> _Aim of the task_
Copy every line, leaving nothing out and adding nothing.

> _Data to use_
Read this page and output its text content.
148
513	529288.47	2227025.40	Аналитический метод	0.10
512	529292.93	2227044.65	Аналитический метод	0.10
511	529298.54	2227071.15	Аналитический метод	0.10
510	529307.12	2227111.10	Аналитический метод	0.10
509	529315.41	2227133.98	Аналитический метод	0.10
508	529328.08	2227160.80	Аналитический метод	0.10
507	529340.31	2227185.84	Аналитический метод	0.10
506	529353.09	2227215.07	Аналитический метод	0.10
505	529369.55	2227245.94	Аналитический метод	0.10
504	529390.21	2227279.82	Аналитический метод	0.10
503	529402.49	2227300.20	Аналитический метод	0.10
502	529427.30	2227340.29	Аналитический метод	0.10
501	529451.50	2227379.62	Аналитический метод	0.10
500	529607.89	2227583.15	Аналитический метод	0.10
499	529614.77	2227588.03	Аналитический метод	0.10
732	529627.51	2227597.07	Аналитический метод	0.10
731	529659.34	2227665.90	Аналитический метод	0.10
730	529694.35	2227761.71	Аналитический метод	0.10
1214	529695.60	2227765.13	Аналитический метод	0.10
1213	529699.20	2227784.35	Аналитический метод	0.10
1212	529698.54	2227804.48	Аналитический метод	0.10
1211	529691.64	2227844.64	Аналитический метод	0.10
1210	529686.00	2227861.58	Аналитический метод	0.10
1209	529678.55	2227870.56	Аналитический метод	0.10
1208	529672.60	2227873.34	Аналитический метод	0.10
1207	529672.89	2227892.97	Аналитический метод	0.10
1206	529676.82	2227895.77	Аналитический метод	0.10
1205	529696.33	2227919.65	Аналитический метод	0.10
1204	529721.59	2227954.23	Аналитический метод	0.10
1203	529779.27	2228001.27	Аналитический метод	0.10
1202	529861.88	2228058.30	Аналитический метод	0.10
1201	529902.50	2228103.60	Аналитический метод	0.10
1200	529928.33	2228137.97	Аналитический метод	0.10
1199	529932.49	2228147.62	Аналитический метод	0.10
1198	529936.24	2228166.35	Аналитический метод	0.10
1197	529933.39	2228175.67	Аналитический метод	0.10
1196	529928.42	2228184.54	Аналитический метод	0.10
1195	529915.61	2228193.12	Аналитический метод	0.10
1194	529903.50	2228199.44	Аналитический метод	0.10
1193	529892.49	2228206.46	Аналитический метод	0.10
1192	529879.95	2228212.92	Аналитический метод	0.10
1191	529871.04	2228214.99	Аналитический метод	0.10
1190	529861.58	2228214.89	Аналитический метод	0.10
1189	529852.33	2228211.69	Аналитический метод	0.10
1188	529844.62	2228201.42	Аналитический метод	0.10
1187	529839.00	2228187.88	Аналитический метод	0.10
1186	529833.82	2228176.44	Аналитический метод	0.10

> _Exercise answer_
Read this page and output its text content.
148
513	529288.47	2227025.40	Аналитический метод	0.10
512	529292.93	2227044.65	Аналитический метод	0.10
511	529298.54	2227071.15	Аналитический метод	0.10
510	529307.12	2227111.10	Аналитический метод	0.10
509	529315.41	2227133.98	Аналитический метод	0.10
508	529328.08	2227160.80	Аналитический метод	0.10
507	529340.31	2227185.84	Аналитический метод	0.10
506	529353.09	2227215.07	Аналитический метод	0.10
505	529369.55	2227245.94	Аналитический метод	0.10
504	529390.21	2227279.82	Аналитический метод	0.10
503	529402.49	2227300.20	Аналитический метод	0.10
502	529427.30	2227340.29	Аналитический метод	0.10
501	529451.50	2227379.62	Аналитический метод	0.10
500	529607.89	2227583.15	Аналитический метод	0.10
499	529614.77	2227588.03	Аналитический метод	0.10
732	529627.51	2227597.07	Аналитический метод	0.10
731	529659.34	2227665.90	Аналитический метод	0.10
730	529694.35	2227761.71	Аналитический метод	0.10
1214	529695.60	2227765.13	Аналитический метод	0.10
1213	529699.20	2227784.35	Аналитический метод	0.10
1212	529698.54	2227804.48	Аналитический метод	0.10
1211	529691.64	2227844.64	Аналитический метод	0.10
1210	529686.00	2227861.58	Аналитический метод	0.10
1209	529678.55	2227870.56	Аналитический метод	0.10
1208	529672.60	2227873.34	Аналитический метод	0.10
1207	529672.89	2227892.97	Аналитический метод	0.10
1206	529676.82	2227895.77	Аналитический метод	0.10
1205	529696.33	2227919.65	Аналитический метод	0.10
1204	529721.59	2227954.23	Аналитический метод	0.10
1203	529779.27	2228001.27	Аналитический метод	0.10
1202	529861.88	2228058.30	Аналитический метод	0.10
1201	529902.50	2228103.60	Аналитический метод	0.10
1200	529928.33	2228137.97	Аналитический метод	0.10
1199	529932.49	2228147.62	Аналитический метод	0.10
1198	529936.24	2228166.35	Аналитический метод	0.10
1197	529933.39	2228175.67	Аналитический метод	0.10
1196	529928.42	2228184.54	Аналитический метод	0.10
1195	529915.61	2228193.12	Аналитический метод	0.10
1194	529903.50	2228199.44	Аналитический метод	0.10
1193	529892.49	2228206.46	Аналитический метод	0.10
1192	529879.95	2228212.92	Аналитический метод	0.10
1191	529871.04	2228214.99	Аналитический метод	0.10
1190	529861.58	2228214.89	Аналитический метод	0.10
1189	529852.33	2228211.69	Аналитический метод	0.10
1188	529844.62	2228201.42	Аналитический метод	0.10
1187	529839.00	2228187.88	Аналитический метод	0.10
1186	529833.82	2228176.44	Аналитический метод	0.10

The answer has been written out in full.